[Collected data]
--- Begin ---

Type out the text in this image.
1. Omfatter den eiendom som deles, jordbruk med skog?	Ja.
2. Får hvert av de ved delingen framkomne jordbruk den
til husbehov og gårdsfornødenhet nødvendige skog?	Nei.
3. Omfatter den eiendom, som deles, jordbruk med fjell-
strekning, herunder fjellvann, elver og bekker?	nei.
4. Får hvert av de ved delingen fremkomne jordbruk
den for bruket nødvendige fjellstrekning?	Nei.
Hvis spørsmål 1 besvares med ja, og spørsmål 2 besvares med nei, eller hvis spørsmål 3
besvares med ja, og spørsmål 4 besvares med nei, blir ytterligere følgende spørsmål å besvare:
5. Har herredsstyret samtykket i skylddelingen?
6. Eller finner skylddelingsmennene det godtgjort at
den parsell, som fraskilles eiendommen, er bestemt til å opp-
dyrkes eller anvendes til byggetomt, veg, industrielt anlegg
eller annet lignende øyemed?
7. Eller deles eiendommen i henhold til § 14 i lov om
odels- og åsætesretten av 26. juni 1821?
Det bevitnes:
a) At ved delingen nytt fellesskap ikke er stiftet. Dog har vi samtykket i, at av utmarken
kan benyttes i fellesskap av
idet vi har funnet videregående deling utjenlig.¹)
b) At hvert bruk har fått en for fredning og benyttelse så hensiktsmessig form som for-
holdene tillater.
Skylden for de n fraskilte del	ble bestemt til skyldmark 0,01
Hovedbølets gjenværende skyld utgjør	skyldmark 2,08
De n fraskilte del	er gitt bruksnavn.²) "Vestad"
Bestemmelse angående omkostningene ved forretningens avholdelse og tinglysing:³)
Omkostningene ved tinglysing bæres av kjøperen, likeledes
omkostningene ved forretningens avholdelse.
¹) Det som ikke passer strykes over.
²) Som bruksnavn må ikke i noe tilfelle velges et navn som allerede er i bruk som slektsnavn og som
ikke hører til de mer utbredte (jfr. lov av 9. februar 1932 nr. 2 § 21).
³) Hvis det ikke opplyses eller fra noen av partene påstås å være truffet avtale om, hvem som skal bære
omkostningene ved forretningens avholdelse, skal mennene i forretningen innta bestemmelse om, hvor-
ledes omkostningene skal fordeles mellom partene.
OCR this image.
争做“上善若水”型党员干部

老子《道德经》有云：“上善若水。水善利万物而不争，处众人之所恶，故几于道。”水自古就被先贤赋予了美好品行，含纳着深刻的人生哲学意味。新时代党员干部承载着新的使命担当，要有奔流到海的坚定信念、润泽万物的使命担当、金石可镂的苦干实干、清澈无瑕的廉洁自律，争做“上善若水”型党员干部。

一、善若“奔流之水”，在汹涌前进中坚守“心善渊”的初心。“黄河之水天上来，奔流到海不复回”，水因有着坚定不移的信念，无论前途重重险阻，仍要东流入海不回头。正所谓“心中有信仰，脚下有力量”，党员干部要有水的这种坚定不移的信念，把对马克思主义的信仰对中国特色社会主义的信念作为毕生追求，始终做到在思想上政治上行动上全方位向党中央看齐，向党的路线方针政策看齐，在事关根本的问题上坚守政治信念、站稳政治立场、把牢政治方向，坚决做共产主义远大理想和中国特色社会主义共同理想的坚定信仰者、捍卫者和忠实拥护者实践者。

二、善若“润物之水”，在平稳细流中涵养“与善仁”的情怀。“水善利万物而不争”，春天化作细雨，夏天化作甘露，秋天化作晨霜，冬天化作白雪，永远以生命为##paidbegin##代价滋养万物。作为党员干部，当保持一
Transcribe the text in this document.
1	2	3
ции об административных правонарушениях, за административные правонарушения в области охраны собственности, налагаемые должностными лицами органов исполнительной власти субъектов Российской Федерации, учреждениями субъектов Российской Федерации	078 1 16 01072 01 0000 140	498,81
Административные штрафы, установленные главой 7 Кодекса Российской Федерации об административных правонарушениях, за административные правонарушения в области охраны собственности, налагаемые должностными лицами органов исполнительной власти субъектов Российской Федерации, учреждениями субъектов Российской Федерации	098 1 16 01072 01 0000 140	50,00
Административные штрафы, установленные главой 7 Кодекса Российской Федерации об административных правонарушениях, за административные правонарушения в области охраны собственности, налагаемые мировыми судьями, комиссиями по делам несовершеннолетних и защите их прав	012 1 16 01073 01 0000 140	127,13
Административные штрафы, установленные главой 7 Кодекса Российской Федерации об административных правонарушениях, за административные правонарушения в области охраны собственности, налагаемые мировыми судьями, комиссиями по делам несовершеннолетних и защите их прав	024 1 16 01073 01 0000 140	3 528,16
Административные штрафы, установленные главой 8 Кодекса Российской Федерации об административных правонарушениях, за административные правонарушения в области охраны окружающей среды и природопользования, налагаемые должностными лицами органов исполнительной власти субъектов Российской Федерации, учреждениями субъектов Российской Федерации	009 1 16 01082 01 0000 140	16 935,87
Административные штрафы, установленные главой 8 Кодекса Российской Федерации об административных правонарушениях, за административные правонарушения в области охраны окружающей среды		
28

--- End ---

> [Brief]
Pull out every line holding "型党员干部" from the records above, and copy it.

> [Complete answer]
争做“上善若水”型党员干部
老子《道德经》有云：“上善若水。水善利万物而不争，处众人之所恶，故几于道。”水自古就被先贤赋予了美好品行，含纳着深刻的人生哲学意味。新时代党员干部承载着新的使命担当，要有奔流到海的坚定信念、润泽万物的使命担当、金石可镂的苦干实干、清澈无瑕的廉洁自律，争做“上善若水”型党员干部。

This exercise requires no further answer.